Start PROVIDED RECORDS

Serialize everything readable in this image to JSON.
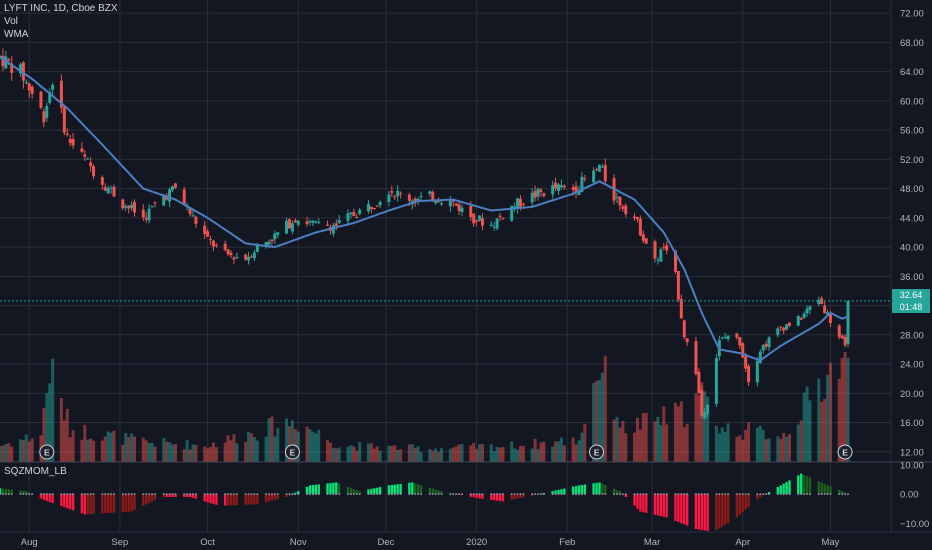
{
  "legend": {
    "title": "LYFT INC, 1D, Cboe BZX",
    "vol": "Vol",
    "wma": "WMA",
    "sqz": "SQZMOM_LB"
  },
  "last_price": {
    "label": "32.64",
    "timer": "01:48"
  },
  "colors": {
    "up": "#26a69a",
    "down": "#ef5350",
    "wma": "#4a7fc1",
    "background": "#131722",
    "grid": "#2a2e39",
    "text": "#b2b5be",
    "mom_strong_up": "#00e676",
    "mom_weak_up": "#1b5e20",
    "mom_strong_down": "#ff1744",
    "mom_weak_down": "#8b1a1a"
  },
  "chart_data": [
    {
      "type": "candlestick",
      "title": "LYFT INC, 1D, Cboe BZX",
      "y_ticks": [
        "72.00",
        "68.00",
        "64.00",
        "60.00",
        "56.00",
        "52.00",
        "48.00",
        "44.00",
        "40.00",
        "36.00",
        "32.00",
        "28.00",
        "24.00",
        "20.00",
        "16.00",
        "12.00"
      ],
      "ylim": [
        10.6,
        73.8
      ],
      "x_ticks": [
        "Aug",
        "Sep",
        "Oct",
        "Nov",
        "Dec",
        "2020",
        "Feb",
        "Mar",
        "Apr",
        "May"
      ],
      "x_range": [
        "2019-07-22",
        "2020-05-07"
      ],
      "earnings_markers": [
        {
          "date": "2019-08-07",
          "label": "E"
        },
        {
          "date": "2019-10-30",
          "label": "E"
        },
        {
          "date": "2020-02-11",
          "label": "E"
        },
        {
          "date": "2020-05-06",
          "label": "E"
        }
      ],
      "last_price": 32.64,
      "anchors": [
        [
          "2019-07-22",
          66
        ],
        [
          "2019-07-29",
          64
        ],
        [
          "2019-08-02",
          61
        ],
        [
          "2019-08-06",
          58
        ],
        [
          "2019-08-09",
          63
        ],
        [
          "2019-08-14",
          55
        ],
        [
          "2019-08-20",
          52
        ],
        [
          "2019-08-26",
          49
        ],
        [
          "2019-09-02",
          46
        ],
        [
          "2019-09-09",
          44
        ],
        [
          "2019-09-16",
          47
        ],
        [
          "2019-09-20",
          48
        ],
        [
          "2019-09-26",
          44
        ],
        [
          "2019-10-01",
          41
        ],
        [
          "2019-10-07",
          39
        ],
        [
          "2019-10-14",
          38.5
        ],
        [
          "2019-10-18",
          40
        ],
        [
          "2019-10-24",
          41.5
        ],
        [
          "2019-10-31",
          44
        ],
        [
          "2019-11-07",
          43
        ],
        [
          "2019-11-14",
          43
        ],
        [
          "2019-11-20",
          44.5
        ],
        [
          "2019-11-27",
          46
        ],
        [
          "2019-12-02",
          48
        ],
        [
          "2019-12-06",
          47
        ],
        [
          "2019-12-12",
          46.5
        ],
        [
          "2019-12-18",
          47
        ],
        [
          "2019-12-24",
          46
        ],
        [
          "2019-12-31",
          44
        ],
        [
          "2020-01-06",
          43
        ],
        [
          "2020-01-13",
          45.5
        ],
        [
          "2020-01-20",
          47
        ],
        [
          "2020-01-27",
          48
        ],
        [
          "2020-02-03",
          48
        ],
        [
          "2020-02-10",
          50
        ],
        [
          "2020-02-12",
          51
        ],
        [
          "2020-02-17",
          47
        ],
        [
          "2020-02-24",
          44
        ],
        [
          "2020-03-02",
          38
        ],
        [
          "2020-03-05",
          40
        ],
        [
          "2020-03-09",
          36
        ],
        [
          "2020-03-12",
          28
        ],
        [
          "2020-03-16",
          23
        ],
        [
          "2020-03-18",
          17
        ],
        [
          "2020-03-20",
          19
        ],
        [
          "2020-03-24",
          27
        ],
        [
          "2020-03-27",
          28
        ],
        [
          "2020-03-31",
          27
        ],
        [
          "2020-04-03",
          22
        ],
        [
          "2020-04-07",
          26
        ],
        [
          "2020-04-14",
          29
        ],
        [
          "2020-04-20",
          30
        ],
        [
          "2020-04-27",
          33
        ],
        [
          "2020-05-01",
          30
        ],
        [
          "2020-05-05",
          27
        ],
        [
          "2020-05-06",
          26
        ],
        [
          "2020-05-07",
          32.6
        ]
      ],
      "wma_anchors": [
        [
          "2019-07-22",
          66
        ],
        [
          "2019-08-02",
          63
        ],
        [
          "2019-08-14",
          59
        ],
        [
          "2019-08-26",
          54
        ],
        [
          "2019-09-09",
          48
        ],
        [
          "2019-09-20",
          46.5
        ],
        [
          "2019-10-01",
          44
        ],
        [
          "2019-10-14",
          40.5
        ],
        [
          "2019-10-24",
          40
        ],
        [
          "2019-11-07",
          42
        ],
        [
          "2019-11-20",
          43.3
        ],
        [
          "2019-12-02",
          45
        ],
        [
          "2019-12-12",
          46.3
        ],
        [
          "2019-12-24",
          46.5
        ],
        [
          "2020-01-06",
          45
        ],
        [
          "2020-01-20",
          45.5
        ],
        [
          "2020-02-03",
          47.3
        ],
        [
          "2020-02-12",
          49
        ],
        [
          "2020-02-24",
          46.5
        ],
        [
          "2020-03-05",
          42
        ],
        [
          "2020-03-12",
          37
        ],
        [
          "2020-03-18",
          31
        ],
        [
          "2020-03-24",
          26
        ],
        [
          "2020-03-31",
          25.5
        ],
        [
          "2020-04-07",
          24.5
        ],
        [
          "2020-04-14",
          26.5
        ],
        [
          "2020-04-27",
          29.5
        ],
        [
          "2020-05-01",
          31
        ],
        [
          "2020-05-05",
          30.2
        ],
        [
          "2020-05-07",
          30.5
        ]
      ],
      "volume_anchors": [
        [
          "2019-07-22",
          0.15
        ],
        [
          "2019-08-05",
          0.25
        ],
        [
          "2019-08-08",
          0.85
        ],
        [
          "2019-08-15",
          0.3
        ],
        [
          "2019-09-10",
          0.18
        ],
        [
          "2019-10-01",
          0.15
        ],
        [
          "2019-10-31",
          0.38
        ],
        [
          "2019-11-15",
          0.15
        ],
        [
          "2019-12-15",
          0.12
        ],
        [
          "2020-01-15",
          0.15
        ],
        [
          "2020-02-05",
          0.2
        ],
        [
          "2020-02-12",
          0.9
        ],
        [
          "2020-02-20",
          0.3
        ],
        [
          "2020-03-12",
          0.45
        ],
        [
          "2020-03-18",
          0.6
        ],
        [
          "2020-03-25",
          0.3
        ],
        [
          "2020-04-15",
          0.25
        ],
        [
          "2020-05-06",
          1.0
        ]
      ]
    },
    {
      "type": "bar",
      "title": "SQZMOM_LB",
      "y_ticks": [
        "10.00",
        "0.00",
        "−10.00"
      ],
      "ylim": [
        -13,
        11
      ],
      "momentum_anchors": [
        [
          "2019-07-22",
          2
        ],
        [
          "2019-07-31",
          1
        ],
        [
          "2019-08-06",
          -2
        ],
        [
          "2019-08-20",
          -7
        ],
        [
          "2019-09-05",
          -6
        ],
        [
          "2019-09-15",
          -1
        ],
        [
          "2019-09-25",
          -1
        ],
        [
          "2019-10-05",
          -4
        ],
        [
          "2019-10-18",
          -3.5
        ],
        [
          "2019-10-28",
          -1
        ],
        [
          "2019-11-05",
          3
        ],
        [
          "2019-11-14",
          4
        ],
        [
          "2019-11-22",
          1
        ],
        [
          "2019-12-02",
          3
        ],
        [
          "2019-12-10",
          4
        ],
        [
          "2019-12-20",
          1
        ],
        [
          "2020-01-02",
          -1.5
        ],
        [
          "2020-01-10",
          -2.5
        ],
        [
          "2020-01-20",
          -0.5
        ],
        [
          "2020-01-27",
          1
        ],
        [
          "2020-02-05",
          3
        ],
        [
          "2020-02-12",
          4
        ],
        [
          "2020-02-19",
          1
        ],
        [
          "2020-02-26",
          -6
        ],
        [
          "2020-03-06",
          -8
        ],
        [
          "2020-03-16",
          -12
        ],
        [
          "2020-03-22",
          -13
        ],
        [
          "2020-03-30",
          -8
        ],
        [
          "2020-04-07",
          -1
        ],
        [
          "2020-04-14",
          3
        ],
        [
          "2020-04-21",
          7
        ],
        [
          "2020-04-28",
          4
        ],
        [
          "2020-05-05",
          1
        ],
        [
          "2020-05-07",
          0
        ]
      ]
    }
  ]
}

End PROVIDED RECORDS

## SET PROBLEM:
Select and copy every line from the records that includes the word "LYFT".

## SOLUTION TO THIS PROBLEM:
    "title": "LYFT INC, 1D, Cboe BZX",
      "title": "LYFT INC, 1D, Cboe BZX",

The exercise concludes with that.